begin RECORD LIST

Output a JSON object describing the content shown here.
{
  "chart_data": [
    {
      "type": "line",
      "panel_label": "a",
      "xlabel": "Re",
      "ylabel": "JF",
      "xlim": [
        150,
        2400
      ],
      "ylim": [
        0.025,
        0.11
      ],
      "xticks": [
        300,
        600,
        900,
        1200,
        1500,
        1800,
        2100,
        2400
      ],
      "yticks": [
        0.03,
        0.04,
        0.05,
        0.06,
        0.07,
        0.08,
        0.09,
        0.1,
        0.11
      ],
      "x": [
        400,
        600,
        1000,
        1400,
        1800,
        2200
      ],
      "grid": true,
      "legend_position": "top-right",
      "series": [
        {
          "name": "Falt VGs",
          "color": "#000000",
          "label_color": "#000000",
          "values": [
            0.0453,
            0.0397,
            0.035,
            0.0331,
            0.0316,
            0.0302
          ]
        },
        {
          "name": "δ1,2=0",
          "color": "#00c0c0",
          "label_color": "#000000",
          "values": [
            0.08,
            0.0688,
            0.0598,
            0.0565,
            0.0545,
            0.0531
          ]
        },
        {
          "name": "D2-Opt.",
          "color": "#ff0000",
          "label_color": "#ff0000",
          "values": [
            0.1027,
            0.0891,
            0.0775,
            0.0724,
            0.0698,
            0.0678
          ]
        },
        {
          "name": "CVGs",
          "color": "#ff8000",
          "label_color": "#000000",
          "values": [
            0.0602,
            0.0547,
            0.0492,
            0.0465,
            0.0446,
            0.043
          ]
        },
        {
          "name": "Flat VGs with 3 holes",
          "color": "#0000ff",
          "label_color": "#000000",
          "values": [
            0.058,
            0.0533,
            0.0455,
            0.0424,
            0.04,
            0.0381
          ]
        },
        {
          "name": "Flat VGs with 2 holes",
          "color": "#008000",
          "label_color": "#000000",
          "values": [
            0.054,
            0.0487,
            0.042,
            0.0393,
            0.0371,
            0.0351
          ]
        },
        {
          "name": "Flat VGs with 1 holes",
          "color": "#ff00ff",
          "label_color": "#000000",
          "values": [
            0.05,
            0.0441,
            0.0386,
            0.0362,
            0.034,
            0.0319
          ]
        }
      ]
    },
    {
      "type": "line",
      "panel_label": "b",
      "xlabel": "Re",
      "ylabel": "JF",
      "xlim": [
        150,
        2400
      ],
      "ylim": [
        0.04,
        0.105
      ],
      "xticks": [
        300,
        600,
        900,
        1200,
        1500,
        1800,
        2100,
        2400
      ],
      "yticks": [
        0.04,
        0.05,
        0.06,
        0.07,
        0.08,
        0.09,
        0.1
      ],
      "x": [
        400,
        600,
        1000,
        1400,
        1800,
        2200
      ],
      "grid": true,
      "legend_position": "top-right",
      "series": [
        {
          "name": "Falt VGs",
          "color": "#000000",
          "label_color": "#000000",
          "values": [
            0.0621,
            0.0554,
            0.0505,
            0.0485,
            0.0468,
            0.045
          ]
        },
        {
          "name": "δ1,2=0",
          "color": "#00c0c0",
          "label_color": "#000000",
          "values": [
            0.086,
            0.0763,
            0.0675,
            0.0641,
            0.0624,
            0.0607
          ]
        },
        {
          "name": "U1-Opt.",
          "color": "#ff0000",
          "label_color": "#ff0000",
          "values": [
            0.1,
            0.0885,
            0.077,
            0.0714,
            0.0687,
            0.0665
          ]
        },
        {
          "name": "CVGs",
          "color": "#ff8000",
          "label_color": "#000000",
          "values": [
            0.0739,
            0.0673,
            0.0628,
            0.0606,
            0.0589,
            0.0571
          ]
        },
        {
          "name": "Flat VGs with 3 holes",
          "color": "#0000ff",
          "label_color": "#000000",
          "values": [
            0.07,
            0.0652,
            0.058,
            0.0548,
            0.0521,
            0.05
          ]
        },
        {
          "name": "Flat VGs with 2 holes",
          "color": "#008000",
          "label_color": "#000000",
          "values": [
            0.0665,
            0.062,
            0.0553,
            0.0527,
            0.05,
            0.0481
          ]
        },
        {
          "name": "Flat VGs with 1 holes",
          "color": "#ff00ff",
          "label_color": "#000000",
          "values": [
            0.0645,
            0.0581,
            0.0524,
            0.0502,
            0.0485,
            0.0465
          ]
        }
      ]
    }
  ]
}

end RECORD LIST
begin RECORD LIST

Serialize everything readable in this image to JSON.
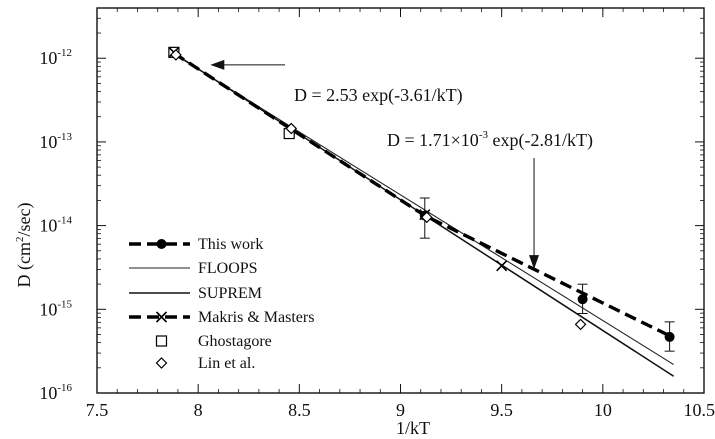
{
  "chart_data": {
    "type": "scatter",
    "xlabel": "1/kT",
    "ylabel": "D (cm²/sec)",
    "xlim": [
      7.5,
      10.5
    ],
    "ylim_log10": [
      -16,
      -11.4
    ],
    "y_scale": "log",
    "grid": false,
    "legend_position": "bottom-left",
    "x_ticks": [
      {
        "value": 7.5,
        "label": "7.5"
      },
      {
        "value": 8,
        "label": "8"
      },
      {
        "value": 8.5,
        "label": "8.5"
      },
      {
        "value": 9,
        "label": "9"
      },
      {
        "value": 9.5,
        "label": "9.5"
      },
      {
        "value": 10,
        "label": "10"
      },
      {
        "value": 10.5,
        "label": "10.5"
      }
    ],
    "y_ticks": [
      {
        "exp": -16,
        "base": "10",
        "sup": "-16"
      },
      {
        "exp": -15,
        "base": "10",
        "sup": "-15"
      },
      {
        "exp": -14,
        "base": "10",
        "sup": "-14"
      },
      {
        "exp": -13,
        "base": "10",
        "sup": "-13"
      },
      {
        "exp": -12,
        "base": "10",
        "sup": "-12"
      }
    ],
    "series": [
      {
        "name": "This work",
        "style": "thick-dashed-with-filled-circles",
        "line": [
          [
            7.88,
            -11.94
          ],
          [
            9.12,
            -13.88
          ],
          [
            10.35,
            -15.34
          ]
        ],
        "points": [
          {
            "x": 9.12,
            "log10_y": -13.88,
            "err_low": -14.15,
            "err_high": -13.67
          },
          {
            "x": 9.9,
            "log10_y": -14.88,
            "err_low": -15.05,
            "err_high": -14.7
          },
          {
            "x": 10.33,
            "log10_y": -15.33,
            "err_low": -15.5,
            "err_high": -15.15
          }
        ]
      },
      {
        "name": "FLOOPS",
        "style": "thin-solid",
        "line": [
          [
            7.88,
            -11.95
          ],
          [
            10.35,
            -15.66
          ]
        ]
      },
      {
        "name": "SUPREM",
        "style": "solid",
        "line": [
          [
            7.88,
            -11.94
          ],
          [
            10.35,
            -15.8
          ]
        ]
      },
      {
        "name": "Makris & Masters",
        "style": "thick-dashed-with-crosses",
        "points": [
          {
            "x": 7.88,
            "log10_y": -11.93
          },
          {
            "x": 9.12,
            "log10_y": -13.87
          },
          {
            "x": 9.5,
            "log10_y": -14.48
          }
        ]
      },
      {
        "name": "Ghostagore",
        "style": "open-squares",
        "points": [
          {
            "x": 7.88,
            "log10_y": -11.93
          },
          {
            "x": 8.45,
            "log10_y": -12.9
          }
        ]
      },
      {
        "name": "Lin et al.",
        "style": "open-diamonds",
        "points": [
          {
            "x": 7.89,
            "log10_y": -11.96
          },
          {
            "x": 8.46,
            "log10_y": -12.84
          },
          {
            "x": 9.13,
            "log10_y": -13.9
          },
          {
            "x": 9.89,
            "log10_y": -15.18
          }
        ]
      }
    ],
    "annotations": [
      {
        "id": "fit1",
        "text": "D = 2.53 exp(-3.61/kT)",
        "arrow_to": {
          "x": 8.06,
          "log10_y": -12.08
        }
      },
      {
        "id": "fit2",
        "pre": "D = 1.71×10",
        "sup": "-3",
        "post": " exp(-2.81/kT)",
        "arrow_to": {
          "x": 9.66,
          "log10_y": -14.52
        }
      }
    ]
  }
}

end RECORD LIST
begin RECORD LIST

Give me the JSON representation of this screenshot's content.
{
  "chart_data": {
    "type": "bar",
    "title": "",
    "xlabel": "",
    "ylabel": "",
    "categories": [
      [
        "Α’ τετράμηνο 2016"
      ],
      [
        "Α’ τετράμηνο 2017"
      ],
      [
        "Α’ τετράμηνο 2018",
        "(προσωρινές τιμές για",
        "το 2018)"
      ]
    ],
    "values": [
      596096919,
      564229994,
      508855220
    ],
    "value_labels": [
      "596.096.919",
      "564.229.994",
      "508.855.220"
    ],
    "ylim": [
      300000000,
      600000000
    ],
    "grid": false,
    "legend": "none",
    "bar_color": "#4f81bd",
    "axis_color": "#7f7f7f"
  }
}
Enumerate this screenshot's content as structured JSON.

end RECORD LIST

## DIRECTIONS FOR THIS TASK
Transcribe, word for word, every line from the line with "Give me the" to the line with "Enumerate this screenshot's", inclusive, and output nothing else.

## SOLUTION FOR THIS TASK
Give me the JSON representation of this screenshot's content.
{
  "chart_data": {
    "type": "bar",
    "title": "",
    "xlabel": "",
    "ylabel": "",
    "categories": [
      [
        "Α’ τετράμηνο 2016"
      ],
      [
        "Α’ τετράμηνο 2017"
      ],
      [
        "Α’ τετράμηνο 2018",
        "(προσωρινές τιμές για",
        "το 2018)"
      ]
    ],
    "values": [
      596096919,
      564229994,
      508855220
    ],
    "value_labels": [
      "596.096.919",
      "564.229.994",
      "508.855.220"
    ],
    "ylim": [
      300000000,
      600000000
    ],
    "grid": false,
    "legend": "none",
    "bar_color": "#4f81bd",
    "axis_color": "#7f7f7f"
  }
}
Enumerate this screenshot's content as structured JSON.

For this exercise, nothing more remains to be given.